> [WRITTEN INSTRUCTION]: Report every line in the listing that contains the string "when".

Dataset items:
-- Begin --

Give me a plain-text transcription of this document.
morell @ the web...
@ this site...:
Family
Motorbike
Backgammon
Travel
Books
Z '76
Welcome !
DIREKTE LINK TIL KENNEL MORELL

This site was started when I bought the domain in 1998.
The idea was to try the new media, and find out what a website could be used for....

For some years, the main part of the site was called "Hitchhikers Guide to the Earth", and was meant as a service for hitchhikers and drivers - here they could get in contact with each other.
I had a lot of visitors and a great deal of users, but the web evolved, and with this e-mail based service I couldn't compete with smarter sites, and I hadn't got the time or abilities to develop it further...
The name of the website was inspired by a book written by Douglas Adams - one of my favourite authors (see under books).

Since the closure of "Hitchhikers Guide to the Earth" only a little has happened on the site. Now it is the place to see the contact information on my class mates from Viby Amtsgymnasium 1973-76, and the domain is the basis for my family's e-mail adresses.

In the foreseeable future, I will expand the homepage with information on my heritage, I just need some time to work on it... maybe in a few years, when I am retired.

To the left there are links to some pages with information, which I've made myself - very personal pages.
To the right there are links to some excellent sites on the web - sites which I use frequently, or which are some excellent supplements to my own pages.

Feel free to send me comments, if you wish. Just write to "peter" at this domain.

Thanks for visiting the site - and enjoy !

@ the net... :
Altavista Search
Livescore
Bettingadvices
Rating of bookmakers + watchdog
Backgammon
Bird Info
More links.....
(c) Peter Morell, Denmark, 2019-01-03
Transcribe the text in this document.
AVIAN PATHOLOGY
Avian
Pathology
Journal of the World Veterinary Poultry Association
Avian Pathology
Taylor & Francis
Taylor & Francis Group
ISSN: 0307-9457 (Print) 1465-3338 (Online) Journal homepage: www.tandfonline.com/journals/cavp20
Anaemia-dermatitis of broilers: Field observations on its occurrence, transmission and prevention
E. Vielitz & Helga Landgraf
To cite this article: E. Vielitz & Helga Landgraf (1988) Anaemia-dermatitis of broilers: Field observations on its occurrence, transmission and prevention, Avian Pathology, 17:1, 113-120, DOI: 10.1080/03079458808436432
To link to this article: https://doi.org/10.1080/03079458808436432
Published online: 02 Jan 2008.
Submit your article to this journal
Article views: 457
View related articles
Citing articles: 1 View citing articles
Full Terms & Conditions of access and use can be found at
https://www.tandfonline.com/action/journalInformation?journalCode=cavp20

-- End --

> [CORRECT RESPONSE]:
This site was started when I bought the domain in 1998.
In the foreseeable future, I will expand the homepage with information on my heritage, I just need some time to work on it... maybe in a few years, when I am retired.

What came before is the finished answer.